**Aim**
Keep the pictures out and restate every record exactly.
[START OF Exercise input]
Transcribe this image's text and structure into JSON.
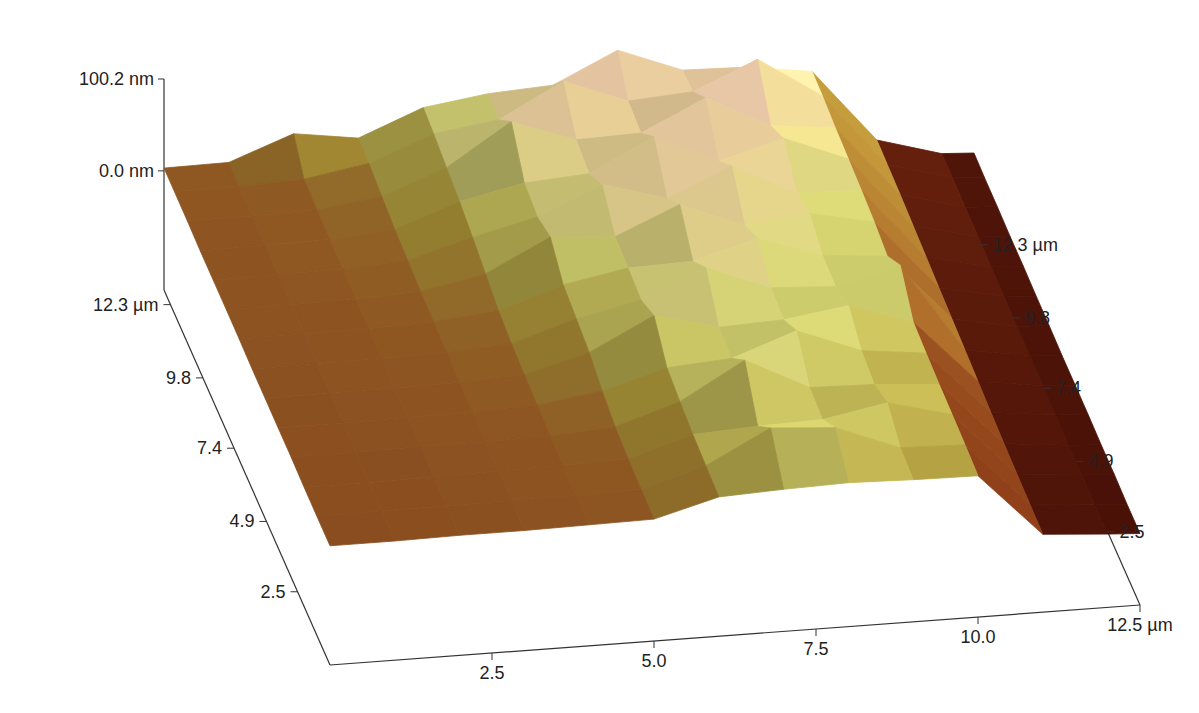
{
  "chart_data": {
    "type": "surface",
    "x": [
      0,
      1,
      2,
      3,
      4,
      5,
      6,
      7,
      8,
      9,
      10,
      11,
      12,
      12.5
    ],
    "y": [
      0,
      1,
      2,
      3,
      4,
      5,
      6,
      7,
      8,
      9,
      10,
      11,
      12,
      12.8
    ],
    "z": [
      [
        0,
        0,
        1,
        1,
        2,
        3,
        22,
        25,
        27,
        25,
        24,
        -45,
        -50,
        -52
      ],
      [
        0,
        1,
        1,
        2,
        2,
        4,
        24,
        60,
        55,
        28,
        26,
        -44,
        -50,
        -52
      ],
      [
        0,
        0,
        1,
        2,
        3,
        5,
        26,
        30,
        32,
        45,
        27,
        -43,
        -49,
        -51
      ],
      [
        1,
        1,
        2,
        2,
        3,
        8,
        30,
        70,
        35,
        33,
        28,
        -42,
        -49,
        -51
      ],
      [
        1,
        1,
        2,
        3,
        5,
        15,
        35,
        40,
        65,
        38,
        30,
        -40,
        -48,
        -50
      ],
      [
        1,
        2,
        2,
        3,
        6,
        25,
        60,
        42,
        45,
        55,
        32,
        -38,
        -48,
        -50
      ],
      [
        1,
        2,
        2,
        4,
        8,
        30,
        45,
        75,
        48,
        44,
        62,
        -36,
        -47,
        -50
      ],
      [
        2,
        2,
        3,
        5,
        12,
        35,
        48,
        50,
        70,
        46,
        40,
        -34,
        -47,
        -49
      ],
      [
        2,
        2,
        3,
        6,
        20,
        55,
        50,
        80,
        52,
        60,
        45,
        -32,
        -46,
        -49
      ],
      [
        2,
        3,
        4,
        8,
        28,
        45,
        75,
        55,
        85,
        50,
        48,
        -30,
        -46,
        -48
      ],
      [
        2,
        3,
        4,
        10,
        35,
        50,
        55,
        90,
        58,
        78,
        50,
        -28,
        -45,
        -48
      ],
      [
        3,
        3,
        5,
        14,
        40,
        85,
        60,
        62,
        95,
        60,
        52,
        -26,
        -45,
        -47
      ],
      [
        3,
        3,
        6,
        18,
        45,
        55,
        92,
        65,
        70,
        100,
        55,
        -25,
        -44,
        -47
      ],
      [
        3,
        4,
        30,
        20,
        48,
        58,
        62,
        95,
        68,
        66,
        56,
        -24,
        -44,
        -46
      ]
    ],
    "xlim": [
      0,
      12.5
    ],
    "xticks": [
      2.5,
      {
        "value": 5,
        "label": "5.0"
      },
      7.5,
      {
        "value": 10,
        "label": "10.0"
      },
      {
        "value": 12.5,
        "label": "12.5 µm"
      }
    ],
    "ylim": [
      0,
      12.8
    ],
    "yticks": [
      2.5,
      4.9,
      7.4,
      9.8,
      {
        "value": 12.3,
        "label": "12.3 µm"
      }
    ],
    "zlim": [
      -130,
      100.2
    ],
    "zticks": [
      {
        "value": 0,
        "label": "0.0 nm"
      },
      {
        "value": 100.2,
        "label": "100.2 nm"
      }
    ]
  }
}
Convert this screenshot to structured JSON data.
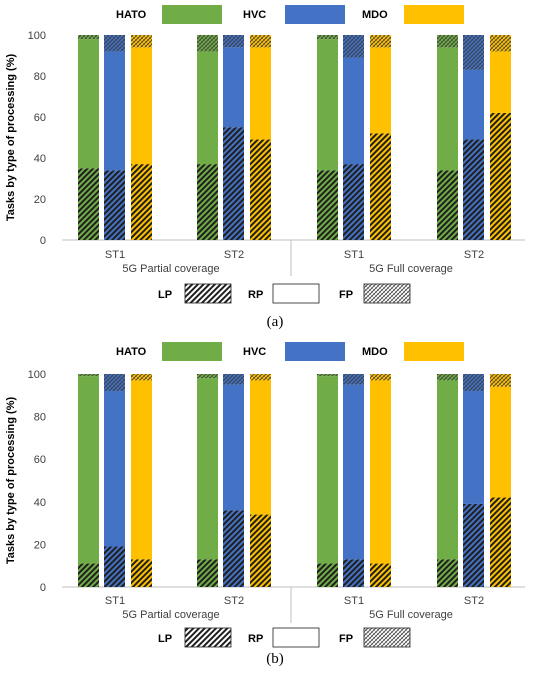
{
  "colors": {
    "HATO": "#70ad47",
    "HVC": "#4472c4",
    "MDO": "#ffc000",
    "axis": "#bfbfbf",
    "hatch": "#1f1f1f"
  },
  "chart_data": [
    {
      "caption": "(a)",
      "type": "bar",
      "stacked": true,
      "ylabel": "Tasks by type of processing (%)",
      "ylim": [
        0,
        100
      ],
      "yticks": [
        0,
        20,
        40,
        60,
        80,
        100
      ],
      "app_legend": [
        "HATO",
        "HVC",
        "MDO"
      ],
      "processing_legend": [
        "LP",
        "RP",
        "FP"
      ],
      "groups": [
        {
          "scenario": "5G Partial coverage",
          "subgroups": [
            {
              "label": "ST1",
              "bars": [
                {
                  "app": "HATO",
                  "LP": 35,
                  "RP": 63,
                  "FP": 2
                },
                {
                  "app": "HVC",
                  "LP": 34,
                  "RP": 58,
                  "FP": 8
                },
                {
                  "app": "MDO",
                  "LP": 37,
                  "RP": 57,
                  "FP": 6
                }
              ]
            },
            {
              "label": "ST2",
              "bars": [
                {
                  "app": "HATO",
                  "LP": 37,
                  "RP": 55,
                  "FP": 8
                },
                {
                  "app": "HVC",
                  "LP": 55,
                  "RP": 39,
                  "FP": 6
                },
                {
                  "app": "MDO",
                  "LP": 49,
                  "RP": 45,
                  "FP": 6
                }
              ]
            }
          ]
        },
        {
          "scenario": "5G Full coverage",
          "subgroups": [
            {
              "label": "ST1",
              "bars": [
                {
                  "app": "HATO",
                  "LP": 34,
                  "RP": 64,
                  "FP": 2
                },
                {
                  "app": "HVC",
                  "LP": 37,
                  "RP": 52,
                  "FP": 11
                },
                {
                  "app": "MDO",
                  "LP": 52,
                  "RP": 42,
                  "FP": 6
                }
              ]
            },
            {
              "label": "ST2",
              "bars": [
                {
                  "app": "HATO",
                  "LP": 34,
                  "RP": 60,
                  "FP": 6
                },
                {
                  "app": "HVC",
                  "LP": 49,
                  "RP": 34,
                  "FP": 17
                },
                {
                  "app": "MDO",
                  "LP": 62,
                  "RP": 30,
                  "FP": 8
                }
              ]
            }
          ]
        }
      ]
    },
    {
      "caption": "(b)",
      "type": "bar",
      "stacked": true,
      "ylabel": "Tasks by type of processing (%)",
      "ylim": [
        0,
        100
      ],
      "yticks": [
        0,
        20,
        40,
        60,
        80,
        100
      ],
      "app_legend": [
        "HATO",
        "HVC",
        "MDO"
      ],
      "processing_legend": [
        "LP",
        "RP",
        "FP"
      ],
      "groups": [
        {
          "scenario": "5G Partial coverage",
          "subgroups": [
            {
              "label": "ST1",
              "bars": [
                {
                  "app": "HATO",
                  "LP": 11,
                  "RP": 88,
                  "FP": 1
                },
                {
                  "app": "HVC",
                  "LP": 19,
                  "RP": 73,
                  "FP": 8
                },
                {
                  "app": "MDO",
                  "LP": 13,
                  "RP": 84,
                  "FP": 3
                }
              ]
            },
            {
              "label": "ST2",
              "bars": [
                {
                  "app": "HATO",
                  "LP": 13,
                  "RP": 85,
                  "FP": 2
                },
                {
                  "app": "HVC",
                  "LP": 36,
                  "RP": 59,
                  "FP": 5
                },
                {
                  "app": "MDO",
                  "LP": 34,
                  "RP": 63,
                  "FP": 3
                }
              ]
            }
          ]
        },
        {
          "scenario": "5G Full coverage",
          "subgroups": [
            {
              "label": "ST1",
              "bars": [
                {
                  "app": "HATO",
                  "LP": 11,
                  "RP": 88,
                  "FP": 1
                },
                {
                  "app": "HVC",
                  "LP": 13,
                  "RP": 82,
                  "FP": 5
                },
                {
                  "app": "MDO",
                  "LP": 11,
                  "RP": 86,
                  "FP": 3
                }
              ]
            },
            {
              "label": "ST2",
              "bars": [
                {
                  "app": "HATO",
                  "LP": 13,
                  "RP": 84,
                  "FP": 3
                },
                {
                  "app": "HVC",
                  "LP": 39,
                  "RP": 53,
                  "FP": 8
                },
                {
                  "app": "MDO",
                  "LP": 42,
                  "RP": 52,
                  "FP": 6
                }
              ]
            }
          ]
        }
      ]
    }
  ]
}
[END OF Exercise input]
**Answer to this problem**
Transcribe this image's text and structure into JSON.
{
  "chart_data": {
    "type": "surface",
    "x": [
      0,
      1,
      2,
      3,
      4,
      5,
      6,
      7,
      8,
      9,
      10,
      11,
      12,
      12.5
    ],
    "y": [
      0,
      1,
      2,
      3,
      4,
      5,
      6,
      7,
      8,
      9,
      10,
      11,
      12,
      12.8
    ],
    "z": [
      [
        0,
        0,
        1,
        1,
        2,
        3,
        22,
        25,
        27,
        25,
        24,
        -45,
        -50,
        -52
      ],
      [
        0,
        1,
        1,
        2,
        2,
        4,
        24,
        60,
        55,
        28,
        26,
        -44,
        -50,
        -52
      ],
      [
        0,
        0,
        1,
        2,
        3,
        5,
        26,
        30,
        32,
        45,
        27,
        -43,
        -49,
        -51
      ],
      [
        1,
        1,
        2,
        2,
        3,
        8,
        30,
        70,
        35,
        33,
        28,
        -42,
        -49,
        -51
      ],
      [
        1,
        1,
        2,
        3,
        5,
        15,
        35,
        40,
        65,
        38,
        30,
        -40,
        -48,
        -50
      ],
      [
        1,
        2,
        2,
        3,
        6,
        25,
        60,
        42,
        45,
        55,
        32,
        -38,
        -48,
        -50
      ],
      [
        1,
        2,
        2,
        4,
        8,
        30,
        45,
        75,
        48,
        44,
        62,
        -36,
        -47,
        -50
      ],
      [
        2,
        2,
        3,
        5,
        12,
        35,
        48,
        50,
        70,
        46,
        40,
        -34,
        -47,
        -49
      ],
      [
        2,
        2,
        3,
        6,
        20,
        55,
        50,
        80,
        52,
        60,
        45,
        -32,
        -46,
        -49
      ],
      [
        2,
        3,
        4,
        8,
        28,
        45,
        75,
        55,
        85,
        50,
        48,
        -30,
        -46,
        -48
      ],
      [
        2,
        3,
        4,
        10,
        35,
        50,
        55,
        90,
        58,
        78,
        50,
        -28,
        -45,
        -48
      ],
      [
        3,
        3,
        5,
        14,
        40,
        85,
        60,
        62,
        95,
        60,
        52,
        -26,
        -45,
        -47
      ],
      [
        3,
        3,
        6,
        18,
        45,
        55,
        92,
        65,
        70,
        100,
        55,
        -25,
        -44,
        -47
      ],
      [
        3,
        4,
        30,
        20,
        48,
        58,
        62,
        95,
        68,
        66,
        56,
        -24,
        -44,
        -46
      ]
    ],
    "xlim": [
      0,
      12.5
    ],
    "xticks": [
      2.5,
      {
        "value": 5,
        "label": "5.0"
      },
      7.5,
      {
        "value": 10,
        "label": "10.0"
      },
      {
        "value": 12.5,
        "label": "12.5 µm"
      }
    ],
    "ylim": [
      0,
      12.8
    ],
    "yticks": [
      2.5,
      4.9,
      7.4,
      9.8,
      {
        "value": 12.3,
        "label": "12.3 µm"
      }
    ],
    "zlim": [
      -130,
      100.2
    ],
    "zticks": [
      {
        "value": 0,
        "label": "0.0 nm"
      },
      {
        "value": 100.2,
        "label": "100.2 nm"
      }
    ]
  }
}
Convert this screenshot to structured JSON data.
{
  "colors": {
    "HATO": "#70ad47",
    "HVC": "#4472c4",
    "MDO": "#ffc000",
    "axis": "#bfbfbf",
    "hatch": "#1f1f1f"
  },
  "chart_data": [
    {
      "caption": "(a)",
      "type": "bar",
      "stacked": true,
      "ylabel": "Tasks by type of processing (%)",
      "ylim": [
        0,
        100
      ],
      "yticks": [
        0,
        20,
        40,
        60,
        80,
        100
      ],
      "app_legend": [
        "HATO",
        "HVC",
        "MDO"
      ],
      "processing_legend": [
        "LP",
        "RP",
        "FP"
      ],
      "groups": [
        {
          "scenario": "5G Partial coverage",
          "subgroups": [
            {
              "label": "ST1",
              "bars": [
                {
                  "app": "HATO",
                  "LP": 35,
                  "RP": 63,
                  "FP": 2
                },
                {
                  "app": "HVC",
                  "LP": 34,
                  "RP": 58,
                  "FP": 8
                },
                {
                  "app": "MDO",
                  "LP": 37,
                  "RP": 57,
                  "FP": 6
                }
              ]
            },
            {
              "label": "ST2",
              "bars": [
                {
                  "app": "HATO",
                  "LP": 37,
                  "RP": 55,
                  "FP": 8
                },
                {
                  "app": "HVC",
                  "LP": 55,
                  "RP": 39,
                  "FP": 6
                },
                {
                  "app": "MDO",
                  "LP": 49,
                  "RP": 45,
                  "FP": 6
                }
              ]
            }
          ]
        },
        {
          "scenario": "5G Full coverage",
          "subgroups": [
            {
              "label": "ST1",
              "bars": [
                {
                  "app": "HATO",
                  "LP": 34,
                  "RP": 64,
                  "FP": 2
                },
                {
                  "app": "HVC",
                  "LP": 37,
                  "RP": 52,
                  "FP": 11
                },
                {
                  "app": "MDO",
                  "LP": 52,
                  "RP": 42,
                  "FP": 6
                }
              ]
            },
            {
              "label": "ST2",
              "bars": [
                {
                  "app": "HATO",
                  "LP": 34,
                  "RP": 60,
                  "FP": 6
                },
                {
                  "app": "HVC",
                  "LP": 49,
                  "RP": 34,
                  "FP": 17
                },
                {
                  "app": "MDO",
                  "LP": 62,
                  "RP": 30,
                  "FP": 8
                }
              ]
            }
          ]
        }
      ]
    },
    {
      "caption": "(b)",
      "type": "bar",
      "stacked": true,
      "ylabel": "Tasks by type of processing (%)",
      "ylim": [
        0,
        100
      ],
      "yticks": [
        0,
        20,
        40,
        60,
        80,
        100
      ],
      "app_legend": [
        "HATO",
        "HVC",
        "MDO"
      ],
      "processing_legend": [
        "LP",
        "RP",
        "FP"
      ],
      "groups": [
        {
          "scenario": "5G Partial coverage",
          "subgroups": [
            {
              "label": "ST1",
              "bars": [
                {
                  "app": "HATO",
                  "LP": 11,
                  "RP": 88,
                  "FP": 1
                },
                {
                  "app": "HVC",
                  "LP": 19,
                  "RP": 73,
                  "FP": 8
                },
                {
                  "app": "MDO",
                  "LP": 13,
                  "RP": 84,
                  "FP": 3
                }
              ]
            },
            {
              "label": "ST2",
              "bars": [
                {
                  "app": "HATO",
                  "LP": 13,
                  "RP": 85,
                  "FP": 2
                },
                {
                  "app": "HVC",
                  "LP": 36,
                  "RP": 59,
                  "FP": 5
                },
                {
                  "app": "MDO",
                  "LP": 34,
                  "RP": 63,
                  "FP": 3
                }
              ]
            }
          ]
        },
        {
          "scenario": "5G Full coverage",
          "subgroups": [
            {
              "label": "ST1",
              "bars": [
                {
                  "app": "HATO",
                  "LP": 11,
                  "RP": 88,
                  "FP": 1
                },
                {
                  "app": "HVC",
                  "LP": 13,
                  "RP": 82,
                  "FP": 5
                },
                {
                  "app": "MDO",
                  "LP": 11,
                  "RP": 86,
                  "FP": 3
                }
              ]
            },
            {
              "label": "ST2",
              "bars": [
                {
                  "app": "HATO",
                  "LP": 13,
                  "RP": 84,
                  "FP": 3
                },
                {
                  "app": "HVC",
                  "LP": 39,
                  "RP": 53,
                  "FP": 8
                },
                {
                  "app": "MDO",
                  "LP": 42,
                  "RP": 52,
                  "FP": 6
                }
              ]
            }
          ]
        }
      ]
    }
  ]
}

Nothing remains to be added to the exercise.